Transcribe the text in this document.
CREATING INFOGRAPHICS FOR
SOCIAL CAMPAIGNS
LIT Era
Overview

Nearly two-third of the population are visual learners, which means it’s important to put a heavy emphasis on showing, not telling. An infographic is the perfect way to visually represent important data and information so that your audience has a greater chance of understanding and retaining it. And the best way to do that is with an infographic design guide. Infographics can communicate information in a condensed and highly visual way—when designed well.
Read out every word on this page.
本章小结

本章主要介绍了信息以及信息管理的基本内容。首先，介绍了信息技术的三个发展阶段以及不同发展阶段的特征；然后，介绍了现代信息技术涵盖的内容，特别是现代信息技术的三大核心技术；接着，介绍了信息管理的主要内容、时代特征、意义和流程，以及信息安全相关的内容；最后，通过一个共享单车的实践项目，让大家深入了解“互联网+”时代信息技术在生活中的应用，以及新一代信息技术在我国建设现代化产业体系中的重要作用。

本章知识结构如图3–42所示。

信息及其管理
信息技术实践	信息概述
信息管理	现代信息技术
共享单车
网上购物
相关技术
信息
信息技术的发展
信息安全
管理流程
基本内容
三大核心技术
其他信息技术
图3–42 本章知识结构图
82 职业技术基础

- [TASK TO CARRY OUT]: In the entries above, find the lines containing the word "this" and say how many there are, with no other words.

- [EXPECTED ANSWER]: 2